== What needs to be done ==
Write out the entire listing below exactly as it appears, minus any pictures.

== Exercise data ==
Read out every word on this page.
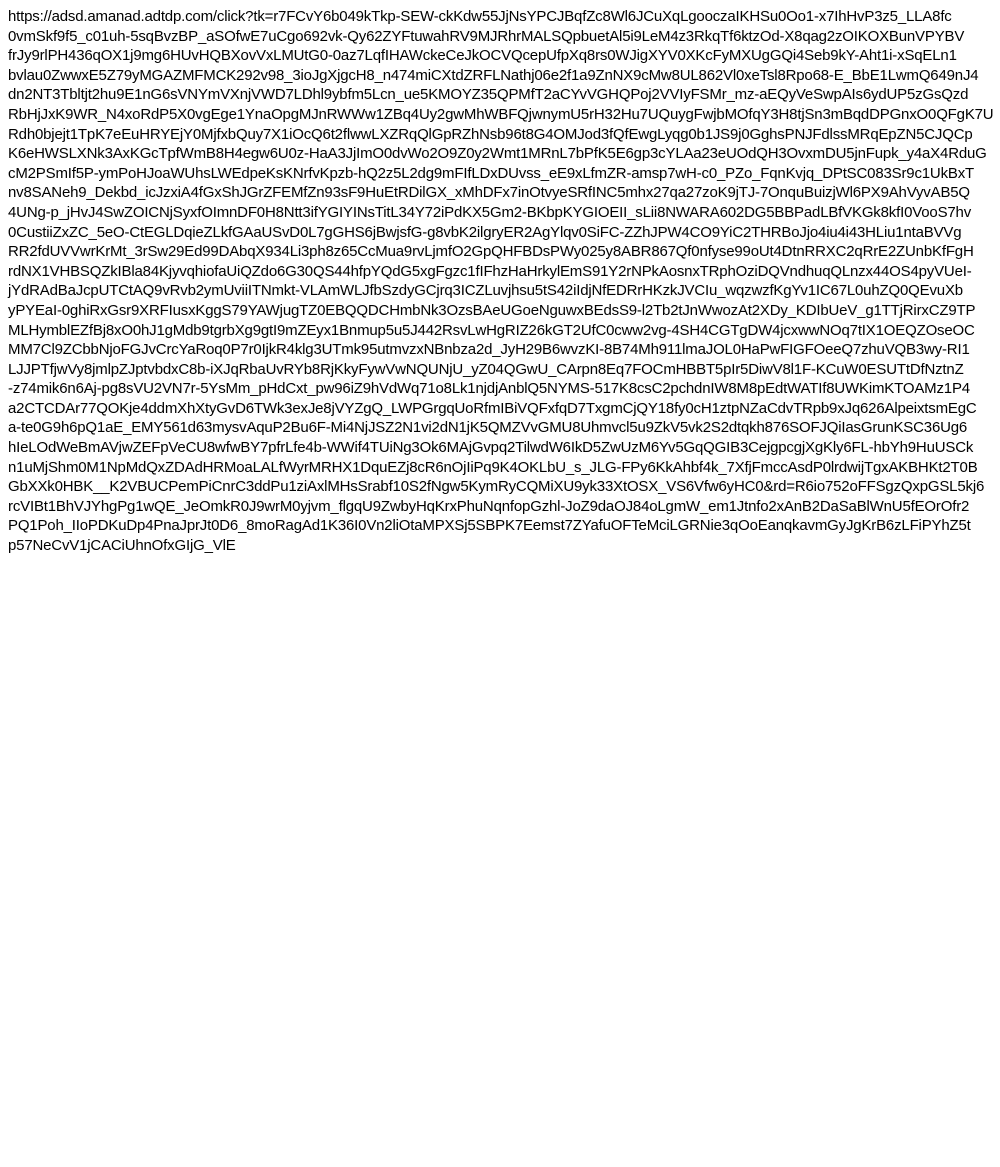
https://adsd.amanad.adtdp.com/click?tk=r7FCvY6b049kTkp-SEW-ckKdw55JjNsYPCJBqfZc8Wl6JCuXqLgooczaIKHSu0Oo1-x7IhHvP3z5_LLA8fc
0vmSkf9f5_c01uh-5sqBvzBP_aSOfwE7uCgo692vk-Qy62ZYFtuwahRV9MJRhrMALSQpbuetAl5i9LeM4z3RkqTf6ktzOd-X8qag2zOIKOXBunVPYBV
frJy9rlPH436qOX1j9mg6HUvHQBXovVxLMUtG0-0az7LqfIHAWckeCeJkOCVQcepUfpXq8rs0WJigXYV0XKcFyMXUgGQi4Seb9kY-Aht1i-xSqELn1
bvlau0ZwwxE5Z79yMGAZMFMCK292v98_3ioJgXjgcH8_n474miCXtdZRFLNathj06e2f1a9ZnNX9cMw8UL862Vl0xeTsl8Rpo68-E_BbE1LwmQ649nJ4
dn2NT3Tbltjt2hu9E1nG6sVNYmVXnjVWD7LDhl9ybfm5Lcn_ue5KMOYZ35QPMfT2aCYvVGHQPoj2VVIyFSMr_mz-aEQyVeSwpAIs6ydUP5zGsQzd
RbHjJxK9WR_N4xoRdP5X0vgEge1YnaOpgMJnRWWw1ZBq4Uy2gwMhWBFQjwnymU5rH32Hu7UQuygFwjbMOfqY3H8tjSn3mBqdDPGnxO0QFgK7U
Rdh0bjejt1TpK7eEuHRYEjY0MjfxbQuy7X1iOcQ6t2flwwLXZRqQlGpRZhNsb96t8G4OMJod3fQfEwgLyqg0b1JS9j0GghsPNJFdlssMRqEpZN5CJQCp
K6eHWSLXNk3AxKGcTpfWmB8H4egw6U0z-HaA3JjImO0dvWo2O9Z0y2Wmt1MRnL7bPfK5E6gp3cYLAa23eUOdQH3OvxmDU5jnFupk_y4aX4RduG
cM2PSmIf5P-ymPoHJoaWUhsLWEdpeKsKNrfvKpzb-hQ2z5L2dg9mFIfLDxDUvss_eE9xLfmZR-amsp7wH-c0_PZo_FqnKvjq_DPtSC083Sr9c1UkBxT
nv8SANeh9_Dekbd_icJzxiA4fGxShJGrZFEMfZn93sF9HuEtRDilGX_xMhDFx7inOtvyeSRfINC5mhx27qa27zoK9jTJ-7OnquBuizjWl6PX9AhVyvAB5Q
4UNg-p_jHvJ4SwZOICNjSyxfOImnDF0H8Ntt3ifYGIYINsTitL34Y72iPdKX5Gm2-BKbpKYGIOEII_sLii8NWARA602DG5BBPadLBfVKGk8kfI0VooS7hv
0CustiiZxZC_5eO-CtEGLDqieZLkfGAaUSvD0L7gGHS6jBwjsfG-g8vbK2ilgryER2AgYlqv0SiFC-ZZhJPW4CO9YiC2THRBoJjo4iu4i43HLiu1ntaBVVg
RR2fdUVVwrKrMt_3rSw29Ed99DAbqX934Li3ph8z65CcMua9rvLjmfO2GpQHFBDsPWy025y8ABR867Qf0nfyse99oUt4DtnRRXC2qRrE2ZUnbKfFgH
rdNX1VHBSQZkIBla84KjyvqhiofaUiQZdo6G30QS44hfpYQdG5xgFgzc1fIFhzHaHrkylEmS91Y2rNPkAosnxTRphOziDQVndhuqQLnzx44OS4pyVUeI-
jYdRAdBaJcpUTCtAQ9vRvb2ymUviiITNmkt-VLAmWLJfbSzdyGCjrq3ICZLuvjhsu5tS42iIdjNfEDRrHKzkJVCIu_wqzwzfKgYv1IC67L0uhZQ0QEvuXb
yPYEaI-0ghiRxGsr9XRFIusxKggS79YAWjugTZ0EBQQDCHmbNk3OzsBAeUGoeNguwxBEdsS9-l2Tb2tJnWwozAt2XDy_KDIbUeV_g1TTjRirxCZ9TP
MLHymblEZfBj8xO0hJ1gMdb9tgrbXg9gtI9mZEyx1Bnmup5u5J442RsvLwHgRIZ26kGT2UfC0cww2vg-4SH4CGTgDW4jcxwwNOq7tIX1OEQZOseOC
MM7Cl9ZCbbNjoFGJvCrcYaRoq0P7r0IjkR4klg3UTmk95utmvzxNBnbza2d_JyH29B6wvzKI-8B74Mh911lmaJOL0HaPwFIGFOeeQ7zhuVQB3wy-RI1
LJJPTfjwVy8jmlpZJptvbdxC8b-iXJqRbaUvRYb8RjKkyFywVwNQUNjU_yZ04QGwU_CArpn8Eq7FOCmHBBT5pIr5DiwV8l1F-KCuW0ESUTtDfNztnZ
-z74mik6n6Aj-pg8sVU2VN7r-5YsMm_pHdCxt_pw96iZ9hVdWq71o8Lk1njdjAnblQ5NYMS-517K8csC2pchdnIW8M8pEdtWATIf8UWKimKTOAMz1P4
a2CTCDAr77QOKje4ddmXhXtyGvD6TWk3exJe8jVYZgQ_LWPGrgqUoRfmIBiVQFxfqD7TxgmCjQY18fy0cH1ztpNZaCdvTRpb9xJq626AlpeixtsmEgC
a-te0G9h6pQ1aE_EMY561d63mysvAquP2Bu6F-Mi4NjJSZ2N1vi2dN1jK5QMZVvGMU8Uhmvcl5u9ZkV5vk2S2dtqkh876SOFJQiIasGrunKSC36Ug6
hIeLOdWeBmAVjwZEFpVeCU8wfwBY7pfrLfe4b-WWif4TUiNg3Ok6MAjGvpq2TilwdW6IkD5ZwUzM6Yv5GqQGIB3CejgpcgjXgKly6FL-hbYh9HuUSCk
n1uMjShm0M1NpMdQxZDAdHRMoaLALfWyrMRHX1DquEZj8cR6nOjIiPq9K4OKLbU_s_JLG-FPy6KkAhbf4k_7XfjFmccAsdP0lrdwijTgxAKBHKt2T0B
GbXXk0HBK__K2VBUCPemPiCnrC3ddPu1ziAxlMHsSrabf10S2fNgw5KymRyCQMiXU9yk33XtOSX_VS6Vfw6yHC0&rd=R6io752oFFSgzQxpGSL5kj6
rcVIBt1BhVJYhgPg1wQE_JeOmkR0J9wrM0yjvm_flgqU9ZwbyHqKrxPhuNqnfopGzhl-JoZ9daOJ84oLgmW_em1Jtnfo2xAnB2DaSaBlWnU5fEOrOfr2
PQ1Poh_IIoPDKuDp4PnaJprJt0D6_8moRagAd1K36I0Vn2liOtaMPXSj5SBPK7Eemst7ZYafuOFTeMciLGRNie3qOoEanqkavmGyJgKrB6zLFiPYhZ5t
p57NeCvV1jCACiUhnOfxGIjG_VlE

== In response ==
Read out every word on this page.
https://adsd.amanad.adtdp.com/click?tk=r7FCvY6b049kTkp-SEW-ckKdw55JjNsYPCJBqfZc8Wl6JCuXqLgooczaIKHSu0Oo1-x7IhHvP3z5_LLA8fc
0vmSkf9f5_c01uh-5sqBvzBP_aSOfwE7uCgo692vk-Qy62ZYFtuwahRV9MJRhrMALSQpbuetAl5i9LeM4z3RkqTf6ktzOd-X8qag2zOIKOXBunVPYBV
frJy9rlPH436qOX1j9mg6HUvHQBXovVxLMUtG0-0az7LqfIHAWckeCeJkOCVQcepUfpXq8rs0WJigXYV0XKcFyMXUgGQi4Seb9kY-Aht1i-xSqELn1
bvlau0ZwwxE5Z79yMGAZMFMCK292v98_3ioJgXjgcH8_n474miCXtdZRFLNathj06e2f1a9ZnNX9cMw8UL862Vl0xeTsl8Rpo68-E_BbE1LwmQ649nJ4
dn2NT3Tbltjt2hu9E1nG6sVNYmVXnjVWD7LDhl9ybfm5Lcn_ue5KMOYZ35QPMfT2aCYvVGHQPoj2VVIyFSMr_mz-aEQyVeSwpAIs6ydUP5zGsQzd
RbHjJxK9WR_N4xoRdP5X0vgEge1YnaOpgMJnRWWw1ZBq4Uy2gwMhWBFQjwnymU5rH32Hu7UQuygFwjbMOfqY3H8tjSn3mBqdDPGnxO0QFgK7U
Rdh0bjejt1TpK7eEuHRYEjY0MjfxbQuy7X1iOcQ6t2flwwLXZRqQlGpRZhNsb96t8G4OMJod3fQfEwgLyqg0b1JS9j0GghsPNJFdlssMRqEpZN5CJQCp
K6eHWSLXNk3AxKGcTpfWmB8H4egw6U0z-HaA3JjImO0dvWo2O9Z0y2Wmt1MRnL7bPfK5E6gp3cYLAa23eUOdQH3OvxmDU5jnFupk_y4aX4RduG
cM2PSmIf5P-ymPoHJoaWUhsLWEdpeKsKNrfvKpzb-hQ2z5L2dg9mFIfLDxDUvss_eE9xLfmZR-amsp7wH-c0_PZo_FqnKvjq_DPtSC083Sr9c1UkBxT
nv8SANeh9_Dekbd_icJzxiA4fGxShJGrZFEMfZn93sF9HuEtRDilGX_xMhDFx7inOtvyeSRfINC5mhx27qa27zoK9jTJ-7OnquBuizjWl6PX9AhVyvAB5Q
4UNg-p_jHvJ4SwZOICNjSyxfOImnDF0H8Ntt3ifYGIYINsTitL34Y72iPdKX5Gm2-BKbpKYGIOEII_sLii8NWARA602DG5BBPadLBfVKGk8kfI0VooS7hv
0CustiiZxZC_5eO-CtEGLDqieZLkfGAaUSvD0L7gGHS6jBwjsfG-g8vbK2ilgryER2AgYlqv0SiFC-ZZhJPW4CO9YiC2THRBoJjo4iu4i43HLiu1ntaBVVg
RR2fdUVVwrKrMt_3rSw29Ed99DAbqX934Li3ph8z65CcMua9rvLjmfO2GpQHFBDsPWy025y8ABR867Qf0nfyse99oUt4DtnRRXC2qRrE2ZUnbKfFgH
rdNX1VHBSQZkIBla84KjyvqhiofaUiQZdo6G30QS44hfpYQdG5xgFgzc1fIFhzHaHrkylEmS91Y2rNPkAosnxTRphOziDQVndhuqQLnzx44OS4pyVUeI-
jYdRAdBaJcpUTCtAQ9vRvb2ymUviiITNmkt-VLAmWLJfbSzdyGCjrq3ICZLuvjhsu5tS42iIdjNfEDRrHKzkJVCIu_wqzwzfKgYv1IC67L0uhZQ0QEvuXb
yPYEaI-0ghiRxGsr9XRFIusxKggS79YAWjugTZ0EBQQDCHmbNk3OzsBAeUGoeNguwxBEdsS9-l2Tb2tJnWwozAt2XDy_KDIbUeV_g1TTjRirxCZ9TP
MLHymblEZfBj8xO0hJ1gMdb9tgrbXg9gtI9mZEyx1Bnmup5u5J442RsvLwHgRIZ26kGT2UfC0cww2vg-4SH4CGTgDW4jcxwwNOq7tIX1OEQZOseOC
MM7Cl9ZCbbNjoFGJvCrcYaRoq0P7r0IjkR4klg3UTmk95utmvzxNBnbza2d_JyH29B6wvzKI-8B74Mh911lmaJOL0HaPwFIGFOeeQ7zhuVQB3wy-RI1
LJJPTfjwVy8jmlpZJptvbdxC8b-iXJqRbaUvRYb8RjKkyFywVwNQUNjU_yZ04QGwU_CArpn8Eq7FOCmHBBT5pIr5DiwV8l1F-KCuW0ESUTtDfNztnZ
-z74mik6n6Aj-pg8sVU2VN7r-5YsMm_pHdCxt_pw96iZ9hVdWq71o8Lk1njdjAnblQ5NYMS-517K8csC2pchdnIW8M8pEdtWATIf8UWKimKTOAMz1P4
a2CTCDAr77QOKje4ddmXhXtyGvD6TWk3exJe8jVYZgQ_LWPGrgqUoRfmIBiVQFxfqD7TxgmCjQY18fy0cH1ztpNZaCdvTRpb9xJq626AlpeixtsmEgC
a-te0G9h6pQ1aE_EMY561d63mysvAquP2Bu6F-Mi4NjJSZ2N1vi2dN1jK5QMZVvGMU8Uhmvcl5u9ZkV5vk2S2dtqkh876SOFJQiIasGrunKSC36Ug6
hIeLOdWeBmAVjwZEFpVeCU8wfwBY7pfrLfe4b-WWif4TUiNg3Ok6MAjGvpq2TilwdW6IkD5ZwUzM6Yv5GqQGIB3CejgpcgjXgKly6FL-hbYh9HuUSCk
n1uMjShm0M1NpMdQxZDAdHRMoaLALfWyrMRHX1DquEZj8cR6nOjIiPq9K4OKLbU_s_JLG-FPy6KkAhbf4k_7XfjFmccAsdP0lrdwijTgxAKBHKt2T0B
GbXXk0HBK__K2VBUCPemPiCnrC3ddPu1ziAxlMHsSrabf10S2fNgw5KymRyCQMiXU9yk33XtOSX_VS6Vfw6yHC0&rd=R6io752oFFSgzQxpGSL5kj6
rcVIBt1BhVJYhgPg1wQE_JeOmkR0J9wrM0yjvm_flgqU9ZwbyHqKrxPhuNqnfopGzhl-JoZ9daOJ84oLgmW_em1Jtnfo2xAnB2DaSaBlWnU5fEOrOfr2
PQ1Poh_IIoPDKuDp4PnaJprJt0D6_8moRagAd1K36I0Vn2liOtaMPXSj5SBPK7Eemst7ZYafuOFTeMciLGRNie3qOoEanqkavmGyJgKrB6zLFiPYhZ5t
p57NeCvV1jCACiUhnOfxGIjG_VlE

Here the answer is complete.